**** Data records ****
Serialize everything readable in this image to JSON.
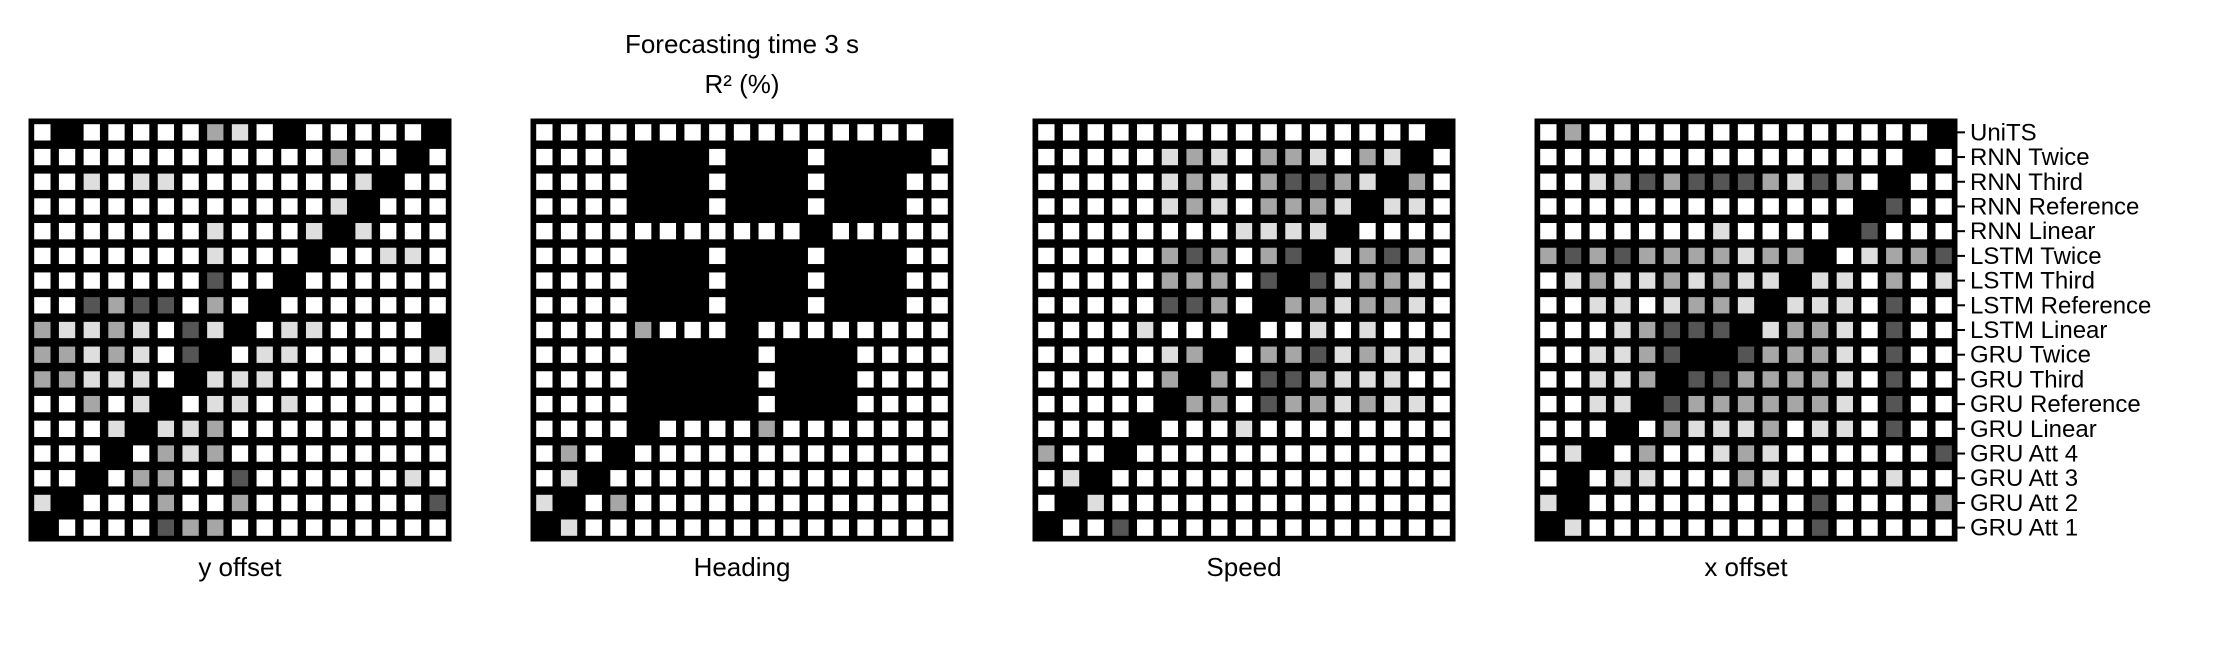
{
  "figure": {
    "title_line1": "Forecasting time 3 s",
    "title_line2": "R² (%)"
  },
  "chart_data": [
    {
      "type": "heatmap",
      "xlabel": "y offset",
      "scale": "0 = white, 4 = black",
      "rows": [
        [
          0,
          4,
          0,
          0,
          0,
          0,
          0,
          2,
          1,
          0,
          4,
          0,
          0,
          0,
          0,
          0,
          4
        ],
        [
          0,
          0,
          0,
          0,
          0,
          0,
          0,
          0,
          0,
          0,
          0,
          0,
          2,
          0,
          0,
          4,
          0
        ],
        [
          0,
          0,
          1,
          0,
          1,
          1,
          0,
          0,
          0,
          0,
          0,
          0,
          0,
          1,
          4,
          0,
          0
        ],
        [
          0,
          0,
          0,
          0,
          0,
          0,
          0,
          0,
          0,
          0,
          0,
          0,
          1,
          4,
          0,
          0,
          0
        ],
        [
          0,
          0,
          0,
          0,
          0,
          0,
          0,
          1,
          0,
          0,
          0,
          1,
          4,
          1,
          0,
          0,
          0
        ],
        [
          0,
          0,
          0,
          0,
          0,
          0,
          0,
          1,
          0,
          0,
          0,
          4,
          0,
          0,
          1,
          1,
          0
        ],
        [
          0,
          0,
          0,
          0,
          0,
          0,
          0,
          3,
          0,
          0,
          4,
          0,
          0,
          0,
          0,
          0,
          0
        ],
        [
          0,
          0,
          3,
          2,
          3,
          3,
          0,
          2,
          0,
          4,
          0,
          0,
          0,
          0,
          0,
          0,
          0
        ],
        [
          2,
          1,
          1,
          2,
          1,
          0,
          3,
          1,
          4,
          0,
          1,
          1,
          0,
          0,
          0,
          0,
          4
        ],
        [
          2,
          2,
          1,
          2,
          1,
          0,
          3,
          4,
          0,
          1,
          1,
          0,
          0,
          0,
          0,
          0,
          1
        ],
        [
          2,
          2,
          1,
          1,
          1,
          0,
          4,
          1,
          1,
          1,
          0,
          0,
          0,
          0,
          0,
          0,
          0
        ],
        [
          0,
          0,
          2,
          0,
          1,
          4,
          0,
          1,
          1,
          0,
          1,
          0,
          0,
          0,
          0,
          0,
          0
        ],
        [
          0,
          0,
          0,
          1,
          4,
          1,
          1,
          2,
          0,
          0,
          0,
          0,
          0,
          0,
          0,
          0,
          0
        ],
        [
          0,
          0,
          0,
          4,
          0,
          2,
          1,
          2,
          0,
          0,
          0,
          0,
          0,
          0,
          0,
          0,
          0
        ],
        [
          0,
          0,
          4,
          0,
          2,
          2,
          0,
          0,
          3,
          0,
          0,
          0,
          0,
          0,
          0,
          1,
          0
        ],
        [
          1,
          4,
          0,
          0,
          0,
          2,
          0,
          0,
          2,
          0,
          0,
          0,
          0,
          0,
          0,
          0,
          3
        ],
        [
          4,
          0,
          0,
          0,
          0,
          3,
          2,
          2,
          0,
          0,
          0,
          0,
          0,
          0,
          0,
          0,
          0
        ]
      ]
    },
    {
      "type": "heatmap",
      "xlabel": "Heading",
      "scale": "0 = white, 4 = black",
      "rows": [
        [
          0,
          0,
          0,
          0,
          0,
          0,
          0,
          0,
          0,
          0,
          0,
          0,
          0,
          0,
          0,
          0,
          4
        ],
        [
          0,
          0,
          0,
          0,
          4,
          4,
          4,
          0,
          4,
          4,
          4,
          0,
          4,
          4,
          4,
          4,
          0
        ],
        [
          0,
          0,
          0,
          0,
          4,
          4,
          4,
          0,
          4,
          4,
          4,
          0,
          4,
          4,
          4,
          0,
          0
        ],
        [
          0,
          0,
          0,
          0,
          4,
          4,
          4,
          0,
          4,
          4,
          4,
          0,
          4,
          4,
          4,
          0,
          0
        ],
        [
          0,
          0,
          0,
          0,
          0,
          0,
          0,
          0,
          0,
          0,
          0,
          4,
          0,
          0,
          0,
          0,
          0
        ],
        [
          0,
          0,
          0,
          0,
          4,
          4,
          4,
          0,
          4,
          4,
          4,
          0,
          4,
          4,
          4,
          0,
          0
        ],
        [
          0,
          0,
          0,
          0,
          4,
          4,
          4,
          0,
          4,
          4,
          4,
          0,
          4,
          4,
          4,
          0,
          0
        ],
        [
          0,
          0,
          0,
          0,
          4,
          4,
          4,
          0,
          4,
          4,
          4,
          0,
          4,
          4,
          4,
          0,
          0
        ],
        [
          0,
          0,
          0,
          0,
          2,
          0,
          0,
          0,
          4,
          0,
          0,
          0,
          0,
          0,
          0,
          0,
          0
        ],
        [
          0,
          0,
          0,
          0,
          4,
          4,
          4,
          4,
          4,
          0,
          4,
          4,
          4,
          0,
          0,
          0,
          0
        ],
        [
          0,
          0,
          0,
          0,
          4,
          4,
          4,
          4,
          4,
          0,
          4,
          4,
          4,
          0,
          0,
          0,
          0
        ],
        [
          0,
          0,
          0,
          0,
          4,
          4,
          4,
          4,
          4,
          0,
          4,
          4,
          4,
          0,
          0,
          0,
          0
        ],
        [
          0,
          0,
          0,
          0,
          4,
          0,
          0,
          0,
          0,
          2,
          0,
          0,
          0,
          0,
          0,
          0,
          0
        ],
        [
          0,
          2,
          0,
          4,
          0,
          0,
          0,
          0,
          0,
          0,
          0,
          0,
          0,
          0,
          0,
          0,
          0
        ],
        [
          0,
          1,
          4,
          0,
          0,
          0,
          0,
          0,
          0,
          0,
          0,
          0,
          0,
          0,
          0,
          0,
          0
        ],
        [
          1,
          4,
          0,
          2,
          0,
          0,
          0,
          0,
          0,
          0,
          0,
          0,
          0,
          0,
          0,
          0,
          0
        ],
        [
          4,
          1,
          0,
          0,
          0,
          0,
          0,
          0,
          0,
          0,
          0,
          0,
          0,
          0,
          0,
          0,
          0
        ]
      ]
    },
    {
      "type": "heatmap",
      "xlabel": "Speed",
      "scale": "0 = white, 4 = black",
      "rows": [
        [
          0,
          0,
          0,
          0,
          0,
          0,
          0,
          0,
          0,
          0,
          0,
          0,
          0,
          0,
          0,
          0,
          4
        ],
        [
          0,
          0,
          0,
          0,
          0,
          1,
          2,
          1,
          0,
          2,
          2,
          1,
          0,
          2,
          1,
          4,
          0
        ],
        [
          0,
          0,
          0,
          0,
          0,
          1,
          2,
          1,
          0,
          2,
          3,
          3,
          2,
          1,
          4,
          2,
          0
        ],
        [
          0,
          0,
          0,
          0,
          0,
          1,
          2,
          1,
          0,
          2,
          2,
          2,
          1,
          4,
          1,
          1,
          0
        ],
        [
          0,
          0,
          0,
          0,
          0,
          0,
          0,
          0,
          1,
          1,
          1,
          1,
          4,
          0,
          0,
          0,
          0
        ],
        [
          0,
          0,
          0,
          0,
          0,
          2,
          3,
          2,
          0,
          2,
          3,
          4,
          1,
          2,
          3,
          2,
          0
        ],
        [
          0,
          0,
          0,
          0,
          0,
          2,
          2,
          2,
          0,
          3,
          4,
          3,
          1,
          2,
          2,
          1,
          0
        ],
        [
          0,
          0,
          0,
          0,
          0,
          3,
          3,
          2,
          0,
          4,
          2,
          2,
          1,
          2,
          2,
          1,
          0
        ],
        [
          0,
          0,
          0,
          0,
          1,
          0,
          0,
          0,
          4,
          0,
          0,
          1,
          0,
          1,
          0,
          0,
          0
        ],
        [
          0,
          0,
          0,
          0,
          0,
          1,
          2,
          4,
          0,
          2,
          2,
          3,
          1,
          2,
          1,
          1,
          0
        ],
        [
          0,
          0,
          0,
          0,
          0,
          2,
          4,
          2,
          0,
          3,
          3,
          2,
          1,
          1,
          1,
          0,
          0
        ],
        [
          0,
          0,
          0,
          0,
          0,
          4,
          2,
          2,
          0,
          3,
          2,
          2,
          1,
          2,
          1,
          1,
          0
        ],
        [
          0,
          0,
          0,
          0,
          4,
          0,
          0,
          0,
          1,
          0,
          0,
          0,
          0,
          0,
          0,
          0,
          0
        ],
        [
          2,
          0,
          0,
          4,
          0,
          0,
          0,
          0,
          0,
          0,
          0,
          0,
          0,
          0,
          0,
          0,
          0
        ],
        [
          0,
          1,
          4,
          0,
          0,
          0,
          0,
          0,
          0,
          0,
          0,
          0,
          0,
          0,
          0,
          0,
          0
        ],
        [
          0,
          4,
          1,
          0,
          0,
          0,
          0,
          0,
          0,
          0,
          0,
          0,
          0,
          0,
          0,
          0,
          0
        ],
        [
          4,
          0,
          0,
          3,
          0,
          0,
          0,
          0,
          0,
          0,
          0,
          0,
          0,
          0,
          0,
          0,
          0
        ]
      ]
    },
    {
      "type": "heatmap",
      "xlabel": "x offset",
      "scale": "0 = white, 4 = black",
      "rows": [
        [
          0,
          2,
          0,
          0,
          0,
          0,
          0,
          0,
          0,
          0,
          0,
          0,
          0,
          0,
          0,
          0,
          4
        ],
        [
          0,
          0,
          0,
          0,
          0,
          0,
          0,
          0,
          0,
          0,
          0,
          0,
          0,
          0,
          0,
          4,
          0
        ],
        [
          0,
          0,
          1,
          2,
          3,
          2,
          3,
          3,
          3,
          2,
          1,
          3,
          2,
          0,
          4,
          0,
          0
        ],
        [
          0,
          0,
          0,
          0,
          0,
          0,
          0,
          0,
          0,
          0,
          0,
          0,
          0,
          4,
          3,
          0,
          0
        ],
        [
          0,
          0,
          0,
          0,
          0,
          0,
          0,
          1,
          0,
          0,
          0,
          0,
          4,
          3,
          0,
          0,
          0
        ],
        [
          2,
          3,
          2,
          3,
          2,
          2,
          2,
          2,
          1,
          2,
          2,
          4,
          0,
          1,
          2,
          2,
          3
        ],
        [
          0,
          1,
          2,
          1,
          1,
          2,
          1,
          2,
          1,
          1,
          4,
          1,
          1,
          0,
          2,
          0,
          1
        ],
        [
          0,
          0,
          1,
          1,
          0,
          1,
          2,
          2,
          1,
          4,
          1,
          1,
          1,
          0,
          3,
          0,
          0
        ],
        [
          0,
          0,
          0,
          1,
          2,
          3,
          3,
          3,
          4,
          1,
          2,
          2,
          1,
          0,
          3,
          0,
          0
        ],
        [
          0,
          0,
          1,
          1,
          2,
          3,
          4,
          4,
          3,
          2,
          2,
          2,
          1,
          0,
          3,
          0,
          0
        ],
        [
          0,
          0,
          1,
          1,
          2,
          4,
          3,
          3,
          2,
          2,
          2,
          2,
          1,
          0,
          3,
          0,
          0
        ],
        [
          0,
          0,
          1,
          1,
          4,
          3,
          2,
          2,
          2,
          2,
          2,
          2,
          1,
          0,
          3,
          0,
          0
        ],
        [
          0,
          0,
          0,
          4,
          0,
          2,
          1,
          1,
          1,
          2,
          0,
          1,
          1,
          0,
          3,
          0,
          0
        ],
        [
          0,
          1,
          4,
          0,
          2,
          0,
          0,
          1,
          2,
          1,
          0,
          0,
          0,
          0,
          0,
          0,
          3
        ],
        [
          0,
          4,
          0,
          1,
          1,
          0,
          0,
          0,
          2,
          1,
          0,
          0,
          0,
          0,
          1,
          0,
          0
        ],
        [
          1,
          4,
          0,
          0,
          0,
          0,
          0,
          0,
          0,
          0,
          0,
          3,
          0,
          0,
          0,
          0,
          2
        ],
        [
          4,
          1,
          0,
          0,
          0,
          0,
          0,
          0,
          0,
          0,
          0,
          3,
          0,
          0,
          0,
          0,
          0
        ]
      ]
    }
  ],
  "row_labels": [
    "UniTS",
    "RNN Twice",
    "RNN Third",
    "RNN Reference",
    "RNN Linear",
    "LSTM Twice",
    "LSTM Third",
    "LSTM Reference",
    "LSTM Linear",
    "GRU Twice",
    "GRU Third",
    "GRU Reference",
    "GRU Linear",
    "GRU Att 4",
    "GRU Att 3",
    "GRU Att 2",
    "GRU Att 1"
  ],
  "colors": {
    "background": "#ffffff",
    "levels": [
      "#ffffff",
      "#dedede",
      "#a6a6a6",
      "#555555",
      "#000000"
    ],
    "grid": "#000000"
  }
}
****
## Short task
Locate the word "xlabel" in the records above, and return each line that has it.

## Task solution
      "xlabel": "y offset",
      "xlabel": "Heading",
      "xlabel": "Speed",
      "xlabel": "x offset",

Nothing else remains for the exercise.